▶ _Exercise description_:
Reproduce exactly the lines from the line containing "Convert this document image to plain text." through the end of the records below, including both ends, and nothing else.

▶ _Input_:

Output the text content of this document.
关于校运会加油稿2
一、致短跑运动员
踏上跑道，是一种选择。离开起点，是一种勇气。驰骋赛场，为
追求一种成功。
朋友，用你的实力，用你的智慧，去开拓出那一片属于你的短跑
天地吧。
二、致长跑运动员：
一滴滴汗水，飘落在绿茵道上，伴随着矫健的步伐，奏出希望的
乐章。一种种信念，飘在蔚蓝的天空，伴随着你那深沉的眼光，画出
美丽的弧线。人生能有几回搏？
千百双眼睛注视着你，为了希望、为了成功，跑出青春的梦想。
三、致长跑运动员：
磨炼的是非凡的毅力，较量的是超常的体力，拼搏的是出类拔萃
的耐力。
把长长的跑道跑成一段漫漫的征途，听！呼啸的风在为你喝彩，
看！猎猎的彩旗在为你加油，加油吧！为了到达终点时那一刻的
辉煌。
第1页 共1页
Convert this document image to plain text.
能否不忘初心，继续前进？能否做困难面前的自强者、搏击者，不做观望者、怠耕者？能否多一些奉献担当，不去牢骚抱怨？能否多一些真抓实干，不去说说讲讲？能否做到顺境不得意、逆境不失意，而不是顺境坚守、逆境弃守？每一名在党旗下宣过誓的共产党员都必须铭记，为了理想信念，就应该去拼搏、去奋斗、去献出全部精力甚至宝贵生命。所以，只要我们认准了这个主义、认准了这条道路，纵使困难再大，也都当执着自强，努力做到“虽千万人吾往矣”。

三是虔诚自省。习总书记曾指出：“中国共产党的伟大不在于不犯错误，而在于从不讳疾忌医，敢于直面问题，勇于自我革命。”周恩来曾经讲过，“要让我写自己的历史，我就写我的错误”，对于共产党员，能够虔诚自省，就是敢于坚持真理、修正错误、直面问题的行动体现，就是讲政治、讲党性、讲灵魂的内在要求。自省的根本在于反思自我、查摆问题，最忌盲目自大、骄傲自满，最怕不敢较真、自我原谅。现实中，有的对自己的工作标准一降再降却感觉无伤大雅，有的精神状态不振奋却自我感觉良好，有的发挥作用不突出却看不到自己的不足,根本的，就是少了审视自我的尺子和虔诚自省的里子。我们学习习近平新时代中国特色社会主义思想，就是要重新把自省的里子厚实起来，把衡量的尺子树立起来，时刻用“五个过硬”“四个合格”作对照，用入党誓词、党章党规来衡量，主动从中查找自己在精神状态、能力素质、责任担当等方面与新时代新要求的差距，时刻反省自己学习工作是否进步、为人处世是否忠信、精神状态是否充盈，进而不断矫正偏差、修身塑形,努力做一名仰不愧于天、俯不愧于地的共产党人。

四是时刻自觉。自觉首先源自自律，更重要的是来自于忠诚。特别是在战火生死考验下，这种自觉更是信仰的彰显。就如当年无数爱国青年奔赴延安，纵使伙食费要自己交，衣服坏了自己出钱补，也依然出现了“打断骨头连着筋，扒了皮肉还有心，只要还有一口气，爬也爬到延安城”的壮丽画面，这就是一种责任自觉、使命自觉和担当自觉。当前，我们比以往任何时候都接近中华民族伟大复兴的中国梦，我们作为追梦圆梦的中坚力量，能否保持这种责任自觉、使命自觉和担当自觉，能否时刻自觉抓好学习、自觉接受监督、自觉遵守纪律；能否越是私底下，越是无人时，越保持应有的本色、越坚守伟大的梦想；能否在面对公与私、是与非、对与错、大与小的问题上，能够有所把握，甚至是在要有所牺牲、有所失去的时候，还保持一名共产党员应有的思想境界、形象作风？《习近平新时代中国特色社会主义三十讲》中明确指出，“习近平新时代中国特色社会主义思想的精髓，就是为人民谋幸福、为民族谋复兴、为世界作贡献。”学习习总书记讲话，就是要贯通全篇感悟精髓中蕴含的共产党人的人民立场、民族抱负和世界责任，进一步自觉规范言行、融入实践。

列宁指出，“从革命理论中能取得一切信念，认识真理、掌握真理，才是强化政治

▶ _Result_:
Convert this document image to plain text.
能否不忘初心，继续前进？能否做困难面前的自强者、搏击者，不做观望者、怠耕者？能否多一些奉献担当，不去牢骚抱怨？能否多一些真抓实干，不去说说讲讲？能否做到顺境不得意、逆境不失意，而不是顺境坚守、逆境弃守？每一名在党旗下宣过誓的共产党员都必须铭记，为了理想信念，就应该去拼搏、去奋斗、去献出全部精力甚至宝贵生命。所以，只要我们认准了这个主义、认准了这条道路，纵使困难再大，也都当执着自强，努力做到“虽千万人吾往矣”。

三是虔诚自省。习总书记曾指出：“中国共产党的伟大不在于不犯错误，而在于从不讳疾忌医，敢于直面问题，勇于自我革命。”周恩来曾经讲过，“要让我写自己的历史，我就写我的错误”，对于共产党员，能够虔诚自省，就是敢于坚持真理、修正错误、直面问题的行动体现，就是讲政治、讲党性、讲灵魂的内在要求。自省的根本在于反思自我、查摆问题，最忌盲目自大、骄傲自满，最怕不敢较真、自我原谅。现实中，有的对自己的工作标准一降再降却感觉无伤大雅，有的精神状态不振奋却自我感觉良好，有的发挥作用不突出却看不到自己的不足,根本的，就是少了审视自我的尺子和虔诚自省的里子。我们学习习近平新时代中国特色社会主义思想，就是要重新把自省的里子厚实起来，把衡量的尺子树立起来，时刻用“五个过硬”“四个合格”作对照，用入党誓词、党章党规来衡量，主动从中查找自己在精神状态、能力素质、责任担当等方面与新时代新要求的差距，时刻反省自己学习工作是否进步、为人处世是否忠信、精神状态是否充盈，进而不断矫正偏差、修身塑形,努力做一名仰不愧于天、俯不愧于地的共产党人。

四是时刻自觉。自觉首先源自自律，更重要的是来自于忠诚。特别是在战火生死考验下，这种自觉更是信仰的彰显。就如当年无数爱国青年奔赴延安，纵使伙食费要自己交，衣服坏了自己出钱补，也依然出现了“打断骨头连着筋，扒了皮肉还有心，只要还有一口气，爬也爬到延安城”的壮丽画面，这就是一种责任自觉、使命自觉和担当自觉。当前，我们比以往任何时候都接近中华民族伟大复兴的中国梦，我们作为追梦圆梦的中坚力量，能否保持这种责任自觉、使命自觉和担当自觉，能否时刻自觉抓好学习、自觉接受监督、自觉遵守纪律；能否越是私底下，越是无人时，越保持应有的本色、越坚守伟大的梦想；能否在面对公与私、是与非、对与错、大与小的问题上，能够有所把握，甚至是在要有所牺牲、有所失去的时候，还保持一名共产党员应有的思想境界、形象作风？《习近平新时代中国特色社会主义三十讲》中明确指出，“习近平新时代中国特色社会主义思想的精髓，就是为人民谋幸福、为民族谋复兴、为世界作贡献。”学习习总书记讲话，就是要贯通全篇感悟精髓中蕴含的共产党人的人民立场、民族抱负和世界责任，进一步自觉规范言行、融入实践。

列宁指出，“从革命理论中能取得一切信念，认识真理、掌握真理，才是强化政治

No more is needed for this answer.